Instruction - Output the data exactly, with every line intact.

Stored rows -
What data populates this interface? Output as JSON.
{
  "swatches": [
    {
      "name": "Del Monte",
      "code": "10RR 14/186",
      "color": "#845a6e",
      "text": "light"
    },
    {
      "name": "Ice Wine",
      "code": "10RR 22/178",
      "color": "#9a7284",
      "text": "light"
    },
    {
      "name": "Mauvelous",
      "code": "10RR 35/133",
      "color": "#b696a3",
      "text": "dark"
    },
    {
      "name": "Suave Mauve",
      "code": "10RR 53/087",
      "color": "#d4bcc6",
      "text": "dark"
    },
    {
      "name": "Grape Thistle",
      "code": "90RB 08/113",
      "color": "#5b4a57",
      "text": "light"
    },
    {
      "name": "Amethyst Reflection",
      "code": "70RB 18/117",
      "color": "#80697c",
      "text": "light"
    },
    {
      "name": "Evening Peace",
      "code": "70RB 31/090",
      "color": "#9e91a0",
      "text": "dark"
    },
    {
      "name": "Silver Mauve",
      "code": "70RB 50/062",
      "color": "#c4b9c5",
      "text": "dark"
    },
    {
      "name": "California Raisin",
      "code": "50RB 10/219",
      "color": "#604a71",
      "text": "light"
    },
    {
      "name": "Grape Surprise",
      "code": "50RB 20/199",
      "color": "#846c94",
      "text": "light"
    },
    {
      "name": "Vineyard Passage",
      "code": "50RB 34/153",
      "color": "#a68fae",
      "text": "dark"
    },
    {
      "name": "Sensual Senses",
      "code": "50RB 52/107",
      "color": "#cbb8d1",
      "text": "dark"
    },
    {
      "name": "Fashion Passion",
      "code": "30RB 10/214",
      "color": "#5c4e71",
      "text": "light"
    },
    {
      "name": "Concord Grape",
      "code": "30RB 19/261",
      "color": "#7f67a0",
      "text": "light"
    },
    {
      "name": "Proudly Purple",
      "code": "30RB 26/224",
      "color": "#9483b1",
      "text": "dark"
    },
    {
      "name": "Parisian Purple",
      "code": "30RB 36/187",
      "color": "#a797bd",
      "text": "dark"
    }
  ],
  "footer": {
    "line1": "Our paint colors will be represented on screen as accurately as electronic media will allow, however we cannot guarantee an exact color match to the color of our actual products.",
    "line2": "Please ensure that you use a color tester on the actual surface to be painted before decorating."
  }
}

Solution to this problem -
What data populates this interface? Output as JSON.
{
  "swatches": [
    {
      "name": "Del Monte",
      "code": "10RR 14/186",
      "color": "#845a6e",
      "text": "light"
    },
    {
      "name": "Ice Wine",
      "code": "10RR 22/178",
      "color": "#9a7284",
      "text": "light"
    },
    {
      "name": "Mauvelous",
      "code": "10RR 35/133",
      "color": "#b696a3",
      "text": "dark"
    },
    {
      "name": "Suave Mauve",
      "code": "10RR 53/087",
      "color": "#d4bcc6",
      "text": "dark"
    },
    {
      "name": "Grape Thistle",
      "code": "90RB 08/113",
      "color": "#5b4a57",
      "text": "light"
    },
    {
      "name": "Amethyst Reflection",
      "code": "70RB 18/117",
      "color": "#80697c",
      "text": "light"
    },
    {
      "name": "Evening Peace",
      "code": "70RB 31/090",
      "color": "#9e91a0",
      "text": "dark"
    },
    {
      "name": "Silver Mauve",
      "code": "70RB 50/062",
      "color": "#c4b9c5",
      "text": "dark"
    },
    {
      "name": "California Raisin",
      "code": "50RB 10/219",
      "color": "#604a71",
      "text": "light"
    },
    {
      "name": "Grape Surprise",
      "code": "50RB 20/199",
      "color": "#846c94",
      "text": "light"
    },
    {
      "name": "Vineyard Passage",
      "code": "50RB 34/153",
      "color": "#a68fae",
      "text": "dark"
    },
    {
      "name": "Sensual Senses",
      "code": "50RB 52/107",
      "color": "#cbb8d1",
      "text": "dark"
    },
    {
      "name": "Fashion Passion",
      "code": "30RB 10/214",
      "color": "#5c4e71",
      "text": "light"
    },
    {
      "name": "Concord Grape",
      "code": "30RB 19/261",
      "color": "#7f67a0",
      "text": "light"
    },
    {
      "name": "Proudly Purple",
      "code": "30RB 26/224",
      "color": "#9483b1",
      "text": "dark"
    },
    {
      "name": "Parisian Purple",
      "code": "30RB 36/187",
      "color": "#a797bd",
      "text": "dark"
    }
  ],
  "footer": {
    "line1": "Our paint colors will be represented on screen as accurately as electronic media will allow, however we cannot guarantee an exact color match to the color of our actual products.",
    "line2": "Please ensure that you use a color tester on the actual surface to be painted before decorating."
  }
}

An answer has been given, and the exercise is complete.